=== The records ===
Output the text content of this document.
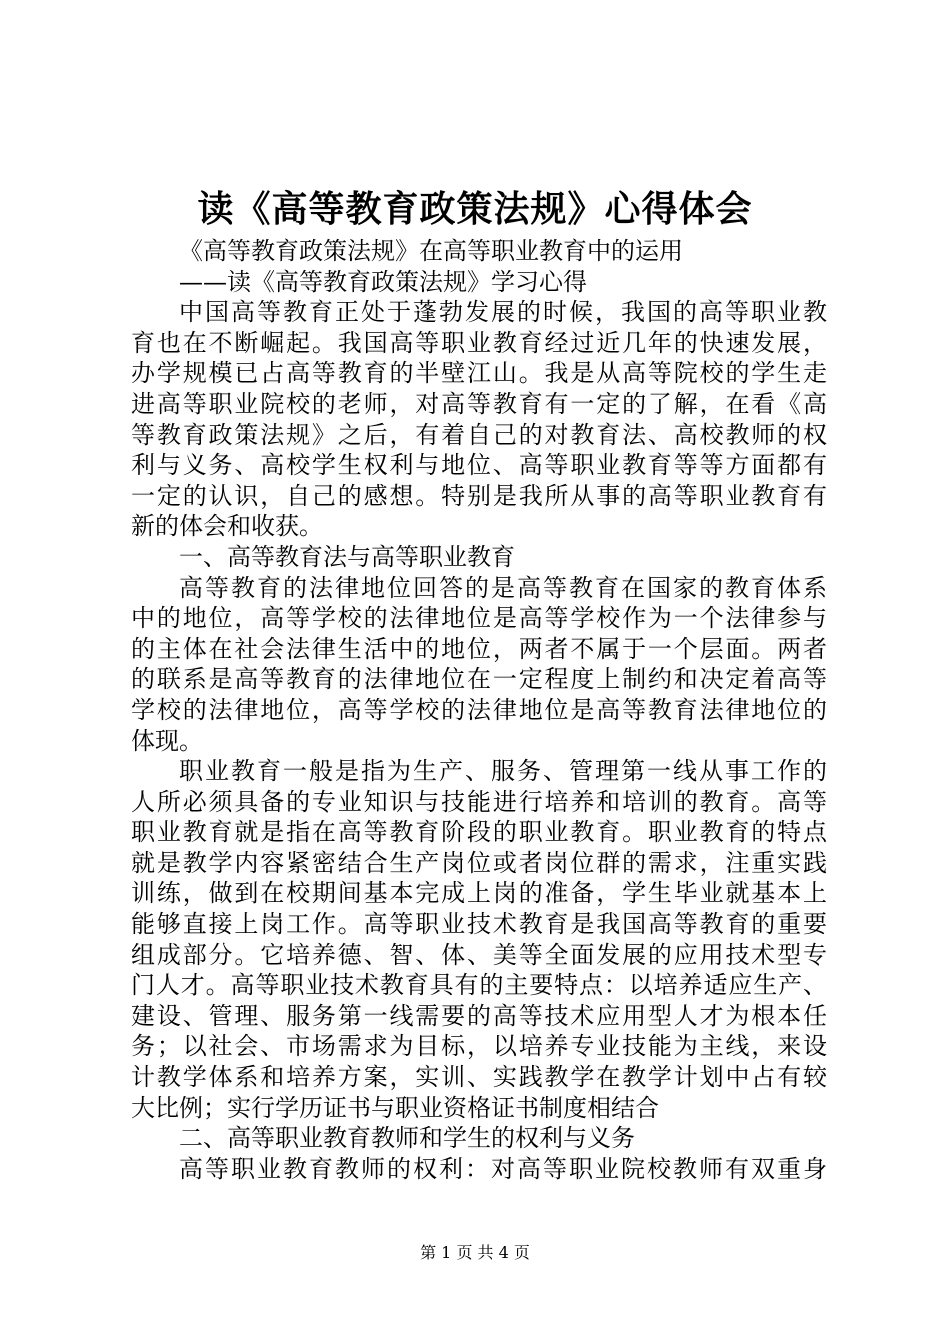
读《高等教育政策法规》心得体会
《高等教育政策法规》在高等职业教育中的运用
——读《高等教育政策法规》学习心得
中国高等教育正处于蓬勃发展的时候，我国的高等职业教
育也在不断崛起。我国高等职业教育经过近几年的快速发展，
办学规模已占高等教育的半壁江山。我是从高等院校的学生走
进高等职业院校的老师，对高等教育有一定的了解，在看《高
等教育政策法规》之后，有着自己的对教育法、高校教师的权
利与义务、高校学生权利与地位、高等职业教育等等方面都有
一定的认识，自己的感想。特别是我所从事的高等职业教育有
新的体会和收获。
一、高等教育法与高等职业教育
高等教育的法律地位回答的是高等教育在国家的教育体系
中的地位，高等学校的法律地位是高等学校作为一个法律参与
的主体在社会法律生活中的地位，两者不属于一个层面。两者
的联系是高等教育的法律地位在一定程度上制约和决定着高等
学校的法律地位，高等学校的法律地位是高等教育法律地位的
体现。
职业教育一般是指为生产、服务、管理第一线从事工作的
人所必须具备的专业知识与技能进行培养和培训的教育。高等
职业教育就是指在高等教育阶段的职业教育。职业教育的特点
就是教学内容紧密结合生产岗位或者岗位群的需求，注重实践
训练，做到在校期间基本完成上岗的准备，学生毕业就基本上
能够直接上岗工作。高等职业技术教育是我国高等教育的重要
组成部分。它培养德、智、体、美等全面发展的应用技术型专
门人才。高等职业技术教育具有的主要特点：以培养适应生产、
建设、管理、服务第一线需要的高等技术应用型人才为根本任
务；以社会、市场需求为目标，以培养专业技能为主线，来设
计教学体系和培养方案，实训、实践教学在教学计划中占有较
大比例；实行学历证书与职业资格证书制度相结合
二、高等职业教育教师和学生的权利与义务
高等职业教育教师的权利：对高等职业院校教师有双重身
第 1 页 共 4 页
===
Output the data exactly. Pictures don't belong in the result.

Output the text content of this document.
读《高等教育政策法规》心得体会
《高等教育政策法规》在高等职业教育中的运用
——读《高等教育政策法规》学习心得
中国高等教育正处于蓬勃发展的时候，我国的高等职业教
育也在不断崛起。我国高等职业教育经过近几年的快速发展，
办学规模已占高等教育的半壁江山。我是从高等院校的学生走
进高等职业院校的老师，对高等教育有一定的了解，在看《高
等教育政策法规》之后，有着自己的对教育法、高校教师的权
利与义务、高校学生权利与地位、高等职业教育等等方面都有
一定的认识，自己的感想。特别是我所从事的高等职业教育有
新的体会和收获。
一、高等教育法与高等职业教育
高等教育的法律地位回答的是高等教育在国家的教育体系
中的地位，高等学校的法律地位是高等学校作为一个法律参与
的主体在社会法律生活中的地位，两者不属于一个层面。两者
的联系是高等教育的法律地位在一定程度上制约和决定着高等
学校的法律地位，高等学校的法律地位是高等教育法律地位的
体现。
职业教育一般是指为生产、服务、管理第一线从事工作的
人所必须具备的专业知识与技能进行培养和培训的教育。高等
职业教育就是指在高等教育阶段的职业教育。职业教育的特点
就是教学内容紧密结合生产岗位或者岗位群的需求，注重实践
训练，做到在校期间基本完成上岗的准备，学生毕业就基本上
能够直接上岗工作。高等职业技术教育是我国高等教育的重要
组成部分。它培养德、智、体、美等全面发展的应用技术型专
门人才。高等职业技术教育具有的主要特点：以培养适应生产、
建设、管理、服务第一线需要的高等技术应用型人才为根本任
务；以社会、市场需求为目标，以培养专业技能为主线，来设
计教学体系和培养方案，实训、实践教学在教学计划中占有较
大比例；实行学历证书与职业资格证书制度相结合
二、高等职业教育教师和学生的权利与义务
高等职业教育教师的权利：对高等职业院校教师有双重身
第 1 页 共 4 页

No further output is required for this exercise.